▶ **Exercise aim**
List each row below that contains the word "PUBLIC", copying the row in full.

Element box annotations:
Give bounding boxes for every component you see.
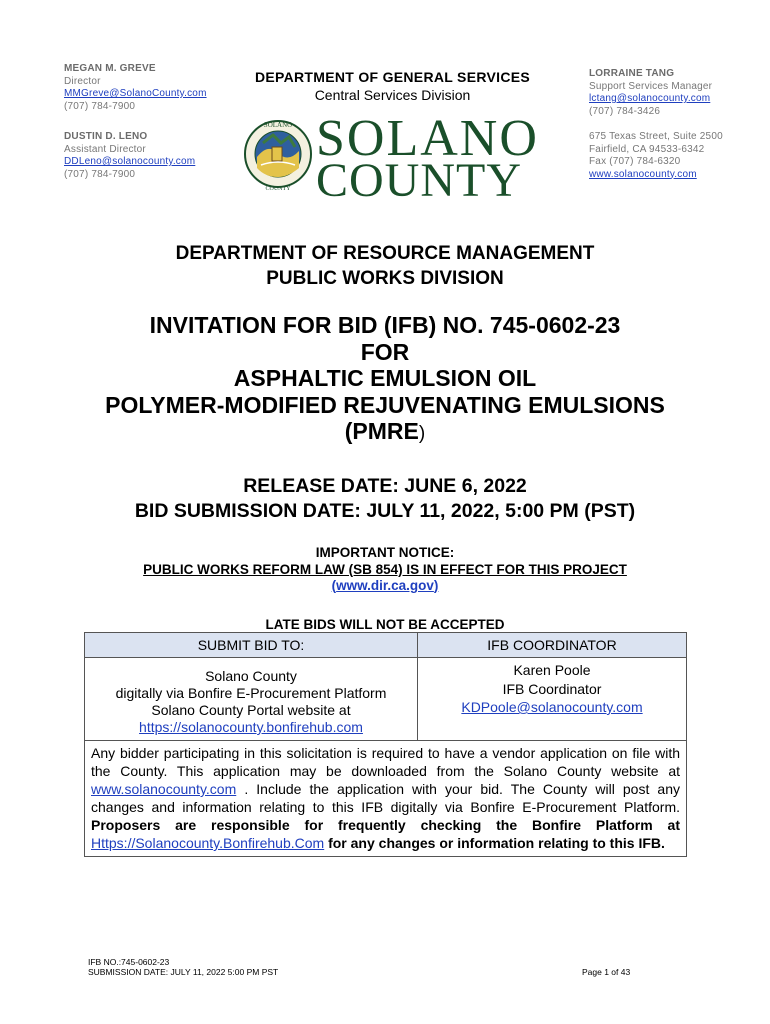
support-manager-phone: (707) 784-3426	[589, 105, 661, 117]
para-text-2: . Include the application with your bid. The County will post any changes and information relating to this IFB digitally via Bonfire E-Procurement Platform.	[91, 781, 680, 815]
submit-line-county: Solano County	[205, 668, 297, 684]
assistant-director-contact	[64, 131, 264, 181]
submit-bid-header: SUBMIT BID TO:	[85, 633, 418, 658]
director-contact	[64, 63, 264, 113]
footer-ifb-number: IFB NO.:745-0602-23	[88, 957, 170, 967]
seal-top-text: SOLANO	[263, 121, 293, 129]
dir-link-close: )	[433, 578, 439, 593]
para-bonfire-link[interactable]: Https://Solanocounty.Bonfirehub.Com	[91, 835, 325, 851]
late-bids-notice: LATE BIDS WILL NOT BE ACCEPTED	[265, 617, 505, 632]
para-bold-1: Proposers are responsible for frequently checking the Bonfire Platform at	[91, 817, 680, 833]
logo-solano-text: SOLANO	[316, 110, 539, 167]
assistant-director-name: DUSTIN D. LENO	[64, 131, 148, 142]
seal-bottom-text: COUNTY	[265, 186, 291, 192]
address-line-2: Fairfield, CA 94533-6342	[589, 143, 705, 155]
logo-county-text: COUNTY	[316, 154, 522, 207]
assistant-director-title: Assistant Director	[64, 143, 146, 155]
coordinator-title: IFB Coordinator	[502, 680, 602, 697]
solano-county-logo	[243, 110, 539, 209]
central-services-division: Central Services Division	[314, 87, 471, 103]
notice-title: IMPORTANT NOTICE:	[315, 545, 455, 560]
assistant-director-email-link[interactable]: DDLeno@solanocounty.com	[64, 156, 196, 167]
ifb-title-line2: FOR	[360, 338, 410, 365]
para-text-1: Any bidder participating in this solicitation is required to have a vendor application on file with the County. This application may be downloaded from the Solano County website at	[91, 745, 680, 779]
ifb-title-line3: ASPHALTIC EMULSION OIL	[233, 365, 537, 391]
county-website-link[interactable]: www.solanocounty.com	[589, 168, 697, 180]
reform-law-notice: PUBLIC WORKS REFORM LAW (SB 854) IS IN EFFECT FOR THIS PROJECT	[143, 561, 627, 577]
director-name: MEGAN M. GREVE	[64, 63, 156, 74]
support-manager-title: Support Services Manager	[589, 80, 713, 92]
important-notice	[0, 545, 770, 595]
address-line-1: 675 Texas Street, Suite 2500	[589, 131, 723, 142]
fax-number: Fax (707) 784-6320	[589, 156, 681, 167]
footer-left	[88, 957, 388, 977]
ifb-coordinator-header: IFB COORDINATOR	[418, 633, 687, 658]
bid-submission-table	[84, 632, 687, 857]
ifb-title-line5	[0, 418, 770, 448]
footer-submission-date: SUBMISSION DATE: JULY 11, 2022 5:00 PM PST	[88, 967, 279, 977]
release-date: RELEASE DATE: JUNE 6, 2022	[243, 475, 527, 497]
para-bold-2: for any changes or information relating to this IFB.	[324, 835, 665, 851]
para-website-link[interactable]: www.solanocounty.com	[91, 781, 237, 797]
page-number: Page 1 of 43	[582, 967, 631, 977]
submit-line-bonfire: digitally via Bonfire E-Procurement Platform	[115, 685, 387, 701]
coordinator-cell	[418, 658, 687, 741]
support-manager-email-link[interactable]: lctang@solanocounty.com	[589, 93, 711, 104]
vendor-application-paragraph	[85, 741, 687, 857]
director-phone: (707) 784-7900	[64, 100, 136, 112]
assistant-director-phone: (707) 784-7900	[64, 168, 136, 180]
dept-general-services	[240, 69, 545, 103]
ifb-title-block	[0, 312, 770, 448]
coordinator-email-link[interactable]: KDPoole@solanocounty.com	[461, 699, 643, 715]
director-title: Director	[64, 75, 101, 87]
dept-heading-line1: DEPARTMENT OF RESOURCE MANAGEMENT	[175, 243, 595, 264]
county-seal-icon	[243, 113, 313, 197]
ifb-title-line1: INVITATION FOR BID (IFB) NO. 745-0602-23	[149, 312, 621, 338]
pmre-label: (PMRE	[344, 418, 419, 444]
pmre-close-paren: )	[418, 423, 426, 444]
dept-general-services-title: DEPARTMENT OF GENERAL SERVICES	[254, 69, 531, 85]
director-email-link[interactable]: MMGreve@SolanoCounty.com	[64, 88, 207, 99]
ifb-title-line4: POLYMER-MODIFIED REJUVENATING EMULSIONS	[105, 391, 665, 418]
coordinator-name: Karen Poole	[513, 662, 591, 678]
dir-ca-gov-link[interactable]: www.dir.ca.gov	[336, 578, 434, 593]
submit-line-portal: Solano County Portal website at	[151, 702, 351, 718]
support-manager-contact	[589, 68, 759, 118]
dept-heading-line2: PUBLIC WORKS DIVISION	[266, 268, 504, 289]
resource-management-heading	[0, 241, 770, 291]
bonfire-portal-link[interactable]: https://solanocounty.bonfirehub.com	[139, 719, 363, 735]
bid-submission-date: BID SUBMISSION DATE: JULY 11, 2022, 5:00 PM (PST)	[134, 500, 636, 522]
dir-link-open: (	[331, 578, 337, 593]
support-manager-name: LORRAINE TANG	[589, 68, 675, 79]
office-address	[589, 131, 759, 181]
submit-bid-cell	[85, 658, 418, 741]
dates-block	[0, 474, 770, 524]
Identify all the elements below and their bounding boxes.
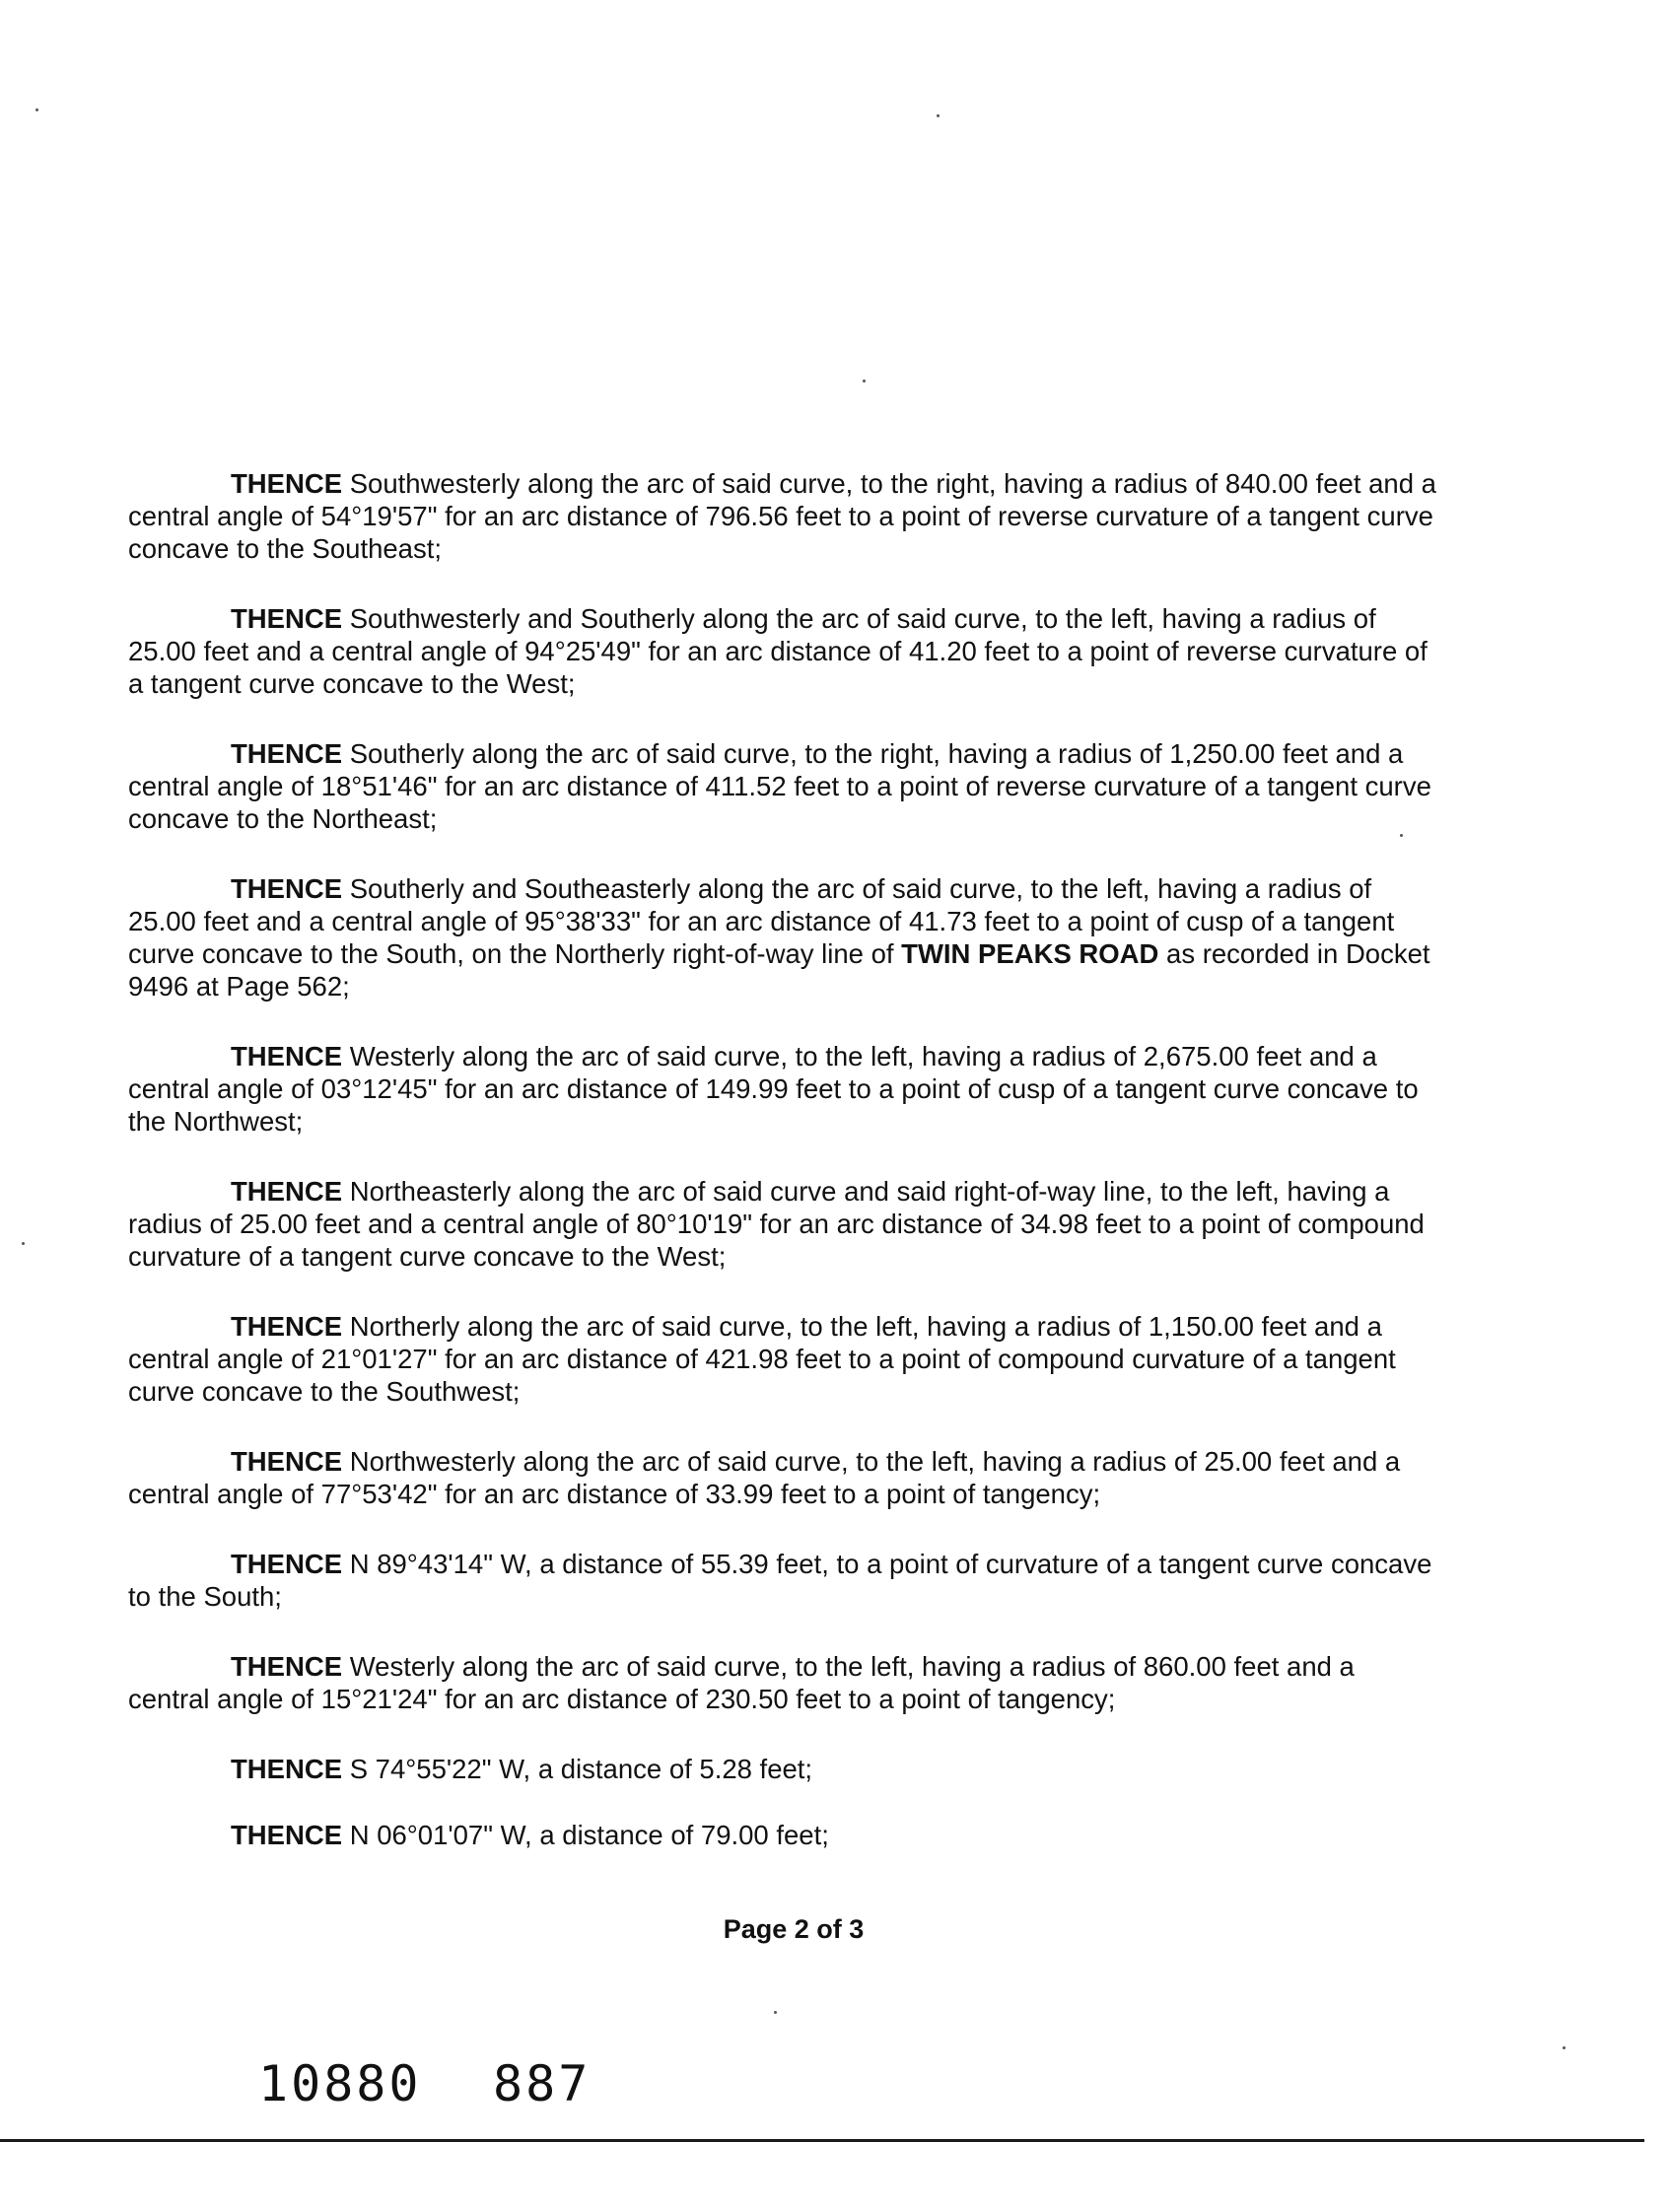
course-paragraph-10 bbox=[128, 1650, 1439, 1715]
course-paragraph-12 bbox=[128, 1819, 1439, 1851]
course-text: N 89°43'14" W, a distance of 55.39 feet, to a point of curvature of a tangent curve concave to the South; bbox=[128, 1549, 1432, 1612]
course-keyword: THENCE bbox=[231, 1651, 343, 1682]
course-paragraph-2 bbox=[128, 602, 1439, 700]
course-keyword: THENCE bbox=[231, 1754, 343, 1784]
course-text: Northeasterly along the arc of said curve and said right-of-way line, to the left, having a radius of 25.00 feet and a central angle of 80°10'19" for an arc distance of 34.98 feet to a point of compound curvature of a tangent curve concave to the West; bbox=[128, 1176, 1425, 1272]
course-text: Westerly along the arc of said curve, to the left, having a radius of 2,675.00 feet and a central angle of 03°12'45" for an arc distance of 149.99 feet to a point of cusp of a tangent curve concave to the Northwest; bbox=[128, 1041, 1419, 1137]
course-text: S 74°55'22" W, a distance of 5.28 feet; bbox=[342, 1754, 813, 1784]
course-paragraph-1 bbox=[128, 467, 1439, 565]
course-paragraph-11 bbox=[128, 1753, 1439, 1785]
course-text: Southerly and Southeasterly along the arc of said curve, to the left, having a radius of 25.00 feet and a central angle of 95°38'33" for an arc distance of 41.73 feet to a point of cusp of a tangent curve concave to the South, on the Northerly right-of-way line of bbox=[128, 873, 1395, 969]
course-keyword: THENCE bbox=[231, 1311, 343, 1342]
page-number: Page 2 of 3 bbox=[723, 1914, 865, 1944]
course-keyword: THENCE bbox=[231, 873, 343, 904]
course-keyword: THENCE bbox=[231, 738, 343, 769]
course-keyword: THENCE bbox=[231, 1549, 343, 1579]
course-paragraph-8 bbox=[128, 1445, 1439, 1510]
scan-speck bbox=[1400, 834, 1403, 837]
course-paragraph-6 bbox=[128, 1175, 1439, 1273]
scan-speck bbox=[863, 380, 866, 382]
course-text: Westerly along the arc of said curve, to the left, having a radius of 860.00 feet and a central angle of 15°21'24" for an arc distance of 230.50 feet to a point of tangency; bbox=[128, 1651, 1355, 1714]
road-name: TWIN PEAKS ROAD bbox=[901, 938, 1159, 969]
course-keyword: THENCE bbox=[231, 603, 343, 634]
course-text: Southwesterly along the arc of said curve, to the right, having a radius of 840.00 feet and a central angle of 54°19'57" for an arc distance of 796.56 feet to a point of reverse curvature of a tangent curve concave to the Southeast; bbox=[128, 468, 1436, 564]
course-keyword: THENCE bbox=[231, 1820, 343, 1850]
course-paragraph-5 bbox=[128, 1040, 1439, 1138]
scan-speck bbox=[35, 108, 38, 111]
recording-book-number: 10880 bbox=[258, 2055, 422, 2112]
course-paragraph-3 bbox=[128, 737, 1439, 835]
course-text: Southwesterly and Southerly along the arc of said curve, to the left, having a radius of 25.00 feet and a central angle of 94°25'49" for an arc distance of 41.20 feet to a point of reverse curvature of a tangent curve concave to the West; bbox=[128, 603, 1428, 699]
recording-page-number: 887 bbox=[493, 2055, 592, 2112]
scan-speck bbox=[774, 2011, 777, 2014]
course-text: Southerly along the arc of said curve, to the right, having a radius of 1,250.00 feet and a central angle of 18°51'46" for an arc distance of 411.52 feet to a point of reverse curvature of a tangent curve concave to the Northeast; bbox=[128, 738, 1431, 834]
course-text-tail: as recorded in Docket 9496 at Page 562; bbox=[128, 938, 1430, 1002]
course-keyword: THENCE bbox=[231, 1176, 343, 1207]
course-paragraph-9 bbox=[128, 1548, 1439, 1613]
bottom-rule bbox=[0, 2139, 1644, 2142]
course-paragraph-4 bbox=[128, 872, 1439, 1002]
legal-description-body bbox=[128, 467, 1439, 1885]
course-text: Northwesterly along the arc of said curve, to the left, having a radius of 25.00 feet and a central angle of 77°53'42" for an arc distance of 33.99 feet to a point of tangency; bbox=[128, 1446, 1401, 1509]
course-keyword: THENCE bbox=[231, 1446, 343, 1477]
course-text: N 06°01'07" W, a distance of 79.00 feet; bbox=[342, 1820, 829, 1850]
scan-speck bbox=[937, 114, 940, 117]
course-paragraph-7 bbox=[128, 1310, 1439, 1408]
scan-speck bbox=[1563, 2046, 1566, 2049]
course-text: Northerly along the arc of said curve, to the left, having a radius of 1,150.00 feet and a central angle of 21°01'27" for an arc distance of 421.98 feet to a point of compound curvature of a tangent curve concave to the Southwest; bbox=[128, 1311, 1396, 1407]
course-keyword: THENCE bbox=[231, 1041, 343, 1071]
course-keyword: THENCE bbox=[231, 468, 343, 499]
scan-speck bbox=[22, 1242, 25, 1245]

▶ **Expected output**
reform-law-notice: PUBLIC WORKS REFORM LAW (SB 854) IS IN EFFECT FOR THIS PROJECT	[143, 561, 627, 577]
dept-heading-line2: PUBLIC WORKS DIVISION	[266, 268, 504, 289]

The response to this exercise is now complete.